[Stored records]

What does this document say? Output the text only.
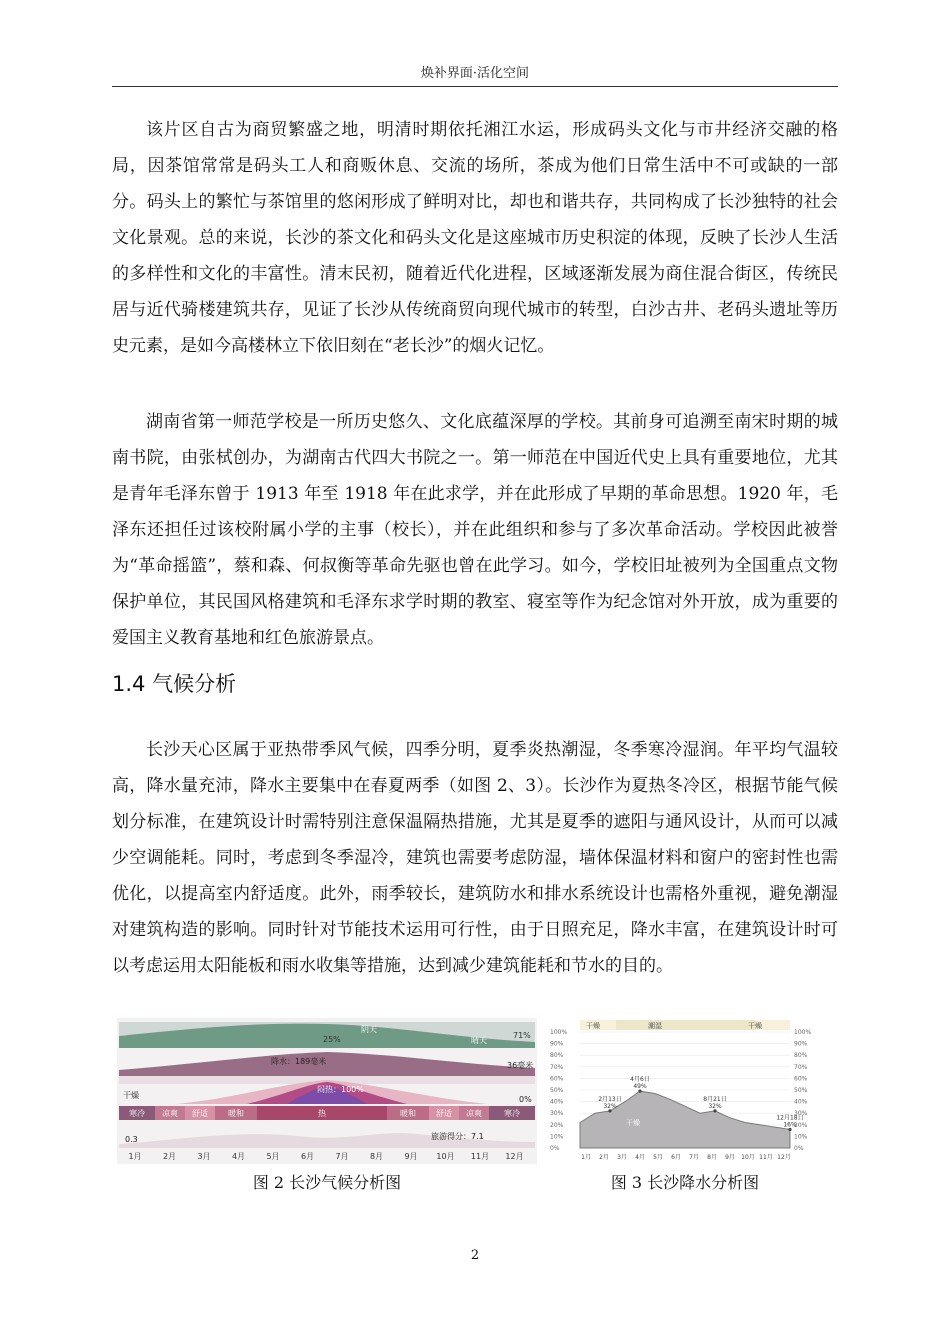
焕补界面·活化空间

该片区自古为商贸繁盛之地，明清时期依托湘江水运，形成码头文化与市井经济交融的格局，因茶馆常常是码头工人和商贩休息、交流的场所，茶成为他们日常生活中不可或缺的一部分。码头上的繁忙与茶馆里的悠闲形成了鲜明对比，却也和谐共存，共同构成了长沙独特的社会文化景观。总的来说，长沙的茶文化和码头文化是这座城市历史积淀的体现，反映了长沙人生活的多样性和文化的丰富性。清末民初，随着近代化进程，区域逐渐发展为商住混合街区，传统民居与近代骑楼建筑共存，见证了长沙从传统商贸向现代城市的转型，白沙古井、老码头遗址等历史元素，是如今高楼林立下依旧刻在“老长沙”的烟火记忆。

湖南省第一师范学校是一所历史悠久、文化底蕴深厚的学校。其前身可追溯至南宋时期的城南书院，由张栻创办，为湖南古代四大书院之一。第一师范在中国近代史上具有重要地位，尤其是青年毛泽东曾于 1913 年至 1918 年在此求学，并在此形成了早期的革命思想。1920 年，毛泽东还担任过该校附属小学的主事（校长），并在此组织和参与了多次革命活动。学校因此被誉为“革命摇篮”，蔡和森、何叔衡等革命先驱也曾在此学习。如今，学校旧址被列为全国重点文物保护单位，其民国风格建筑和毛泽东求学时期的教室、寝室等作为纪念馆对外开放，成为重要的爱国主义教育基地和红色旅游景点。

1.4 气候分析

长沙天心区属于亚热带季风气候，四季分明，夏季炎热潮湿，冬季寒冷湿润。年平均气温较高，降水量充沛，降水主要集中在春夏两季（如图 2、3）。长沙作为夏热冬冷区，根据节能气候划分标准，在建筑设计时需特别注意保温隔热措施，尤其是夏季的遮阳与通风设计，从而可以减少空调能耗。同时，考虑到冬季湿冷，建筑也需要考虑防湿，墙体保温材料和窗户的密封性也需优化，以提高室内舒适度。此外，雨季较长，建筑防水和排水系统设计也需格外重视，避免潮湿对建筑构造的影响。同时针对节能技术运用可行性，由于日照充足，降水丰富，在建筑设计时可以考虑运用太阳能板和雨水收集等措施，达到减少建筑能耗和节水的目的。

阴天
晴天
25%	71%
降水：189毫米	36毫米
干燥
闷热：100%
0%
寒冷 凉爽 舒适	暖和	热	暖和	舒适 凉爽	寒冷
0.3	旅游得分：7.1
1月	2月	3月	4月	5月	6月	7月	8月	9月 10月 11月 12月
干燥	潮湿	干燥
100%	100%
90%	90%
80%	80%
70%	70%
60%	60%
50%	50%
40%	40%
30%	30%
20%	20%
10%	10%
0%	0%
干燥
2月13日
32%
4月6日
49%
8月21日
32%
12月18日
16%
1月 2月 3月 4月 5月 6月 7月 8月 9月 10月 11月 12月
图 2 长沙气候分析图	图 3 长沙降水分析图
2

■ Objective ■
Every line should be retyped exactly, with the pictures omitted.

■ Written response ■
What does this document say? Output the text only.
焕补界面·活化空间

该片区自古为商贸繁盛之地，明清时期依托湘江水运，形成码头文化与市井经济交融的格局，因茶馆常常是码头工人和商贩休息、交流的场所，茶成为他们日常生活中不可或缺的一部分。码头上的繁忙与茶馆里的悠闲形成了鲜明对比，却也和谐共存，共同构成了长沙独特的社会文化景观。总的来说，长沙的茶文化和码头文化是这座城市历史积淀的体现，反映了长沙人生活的多样性和文化的丰富性。清末民初，随着近代化进程，区域逐渐发展为商住混合街区，传统民居与近代骑楼建筑共存，见证了长沙从传统商贸向现代城市的转型，白沙古井、老码头遗址等历史元素，是如今高楼林立下依旧刻在“老长沙”的烟火记忆。

湖南省第一师范学校是一所历史悠久、文化底蕴深厚的学校。其前身可追溯至南宋时期的城南书院，由张栻创办，为湖南古代四大书院之一。第一师范在中国近代史上具有重要地位，尤其是青年毛泽东曾于 1913 年至 1918 年在此求学，并在此形成了早期的革命思想。1920 年，毛泽东还担任过该校附属小学的主事（校长），并在此组织和参与了多次革命活动。学校因此被誉为“革命摇篮”，蔡和森、何叔衡等革命先驱也曾在此学习。如今，学校旧址被列为全国重点文物保护单位，其民国风格建筑和毛泽东求学时期的教室、寝室等作为纪念馆对外开放，成为重要的爱国主义教育基地和红色旅游景点。

1.4 气候分析

长沙天心区属于亚热带季风气候，四季分明，夏季炎热潮湿，冬季寒冷湿润。年平均气温较高，降水量充沛，降水主要集中在春夏两季（如图 2、3）。长沙作为夏热冬冷区，根据节能气候划分标准，在建筑设计时需特别注意保温隔热措施，尤其是夏季的遮阳与通风设计，从而可以减少空调能耗。同时，考虑到冬季湿冷，建筑也需要考虑防湿，墙体保温材料和窗户的密封性也需优化，以提高室内舒适度。此外，雨季较长，建筑防水和排水系统设计也需格外重视，避免潮湿对建筑构造的影响。同时针对节能技术运用可行性，由于日照充足，降水丰富，在建筑设计时可以考虑运用太阳能板和雨水收集等措施，达到减少建筑能耗和节水的目的。

阴天
晴天
25%	71%
降水：189毫米	36毫米
干燥
闷热：100%
0%
寒冷 凉爽 舒适	暖和	热	暖和	舒适 凉爽	寒冷
0.3	旅游得分：7.1
1月	2月	3月	4月	5月	6月	7月	8月	9月 10月 11月 12月
干燥	潮湿	干燥
100%	100%
90%	90%
80%	80%
70%	70%
60%	60%
50%	50%
40%	40%
30%	30%
20%	20%
10%	10%
0%	0%
干燥
2月13日
32%
4月6日
49%
8月21日
32%
12月18日
16%
1月 2月 3月 4月 5月 6月 7月 8月 9月 10月 11月 12月
图 2 长沙气候分析图	图 3 长沙降水分析图
2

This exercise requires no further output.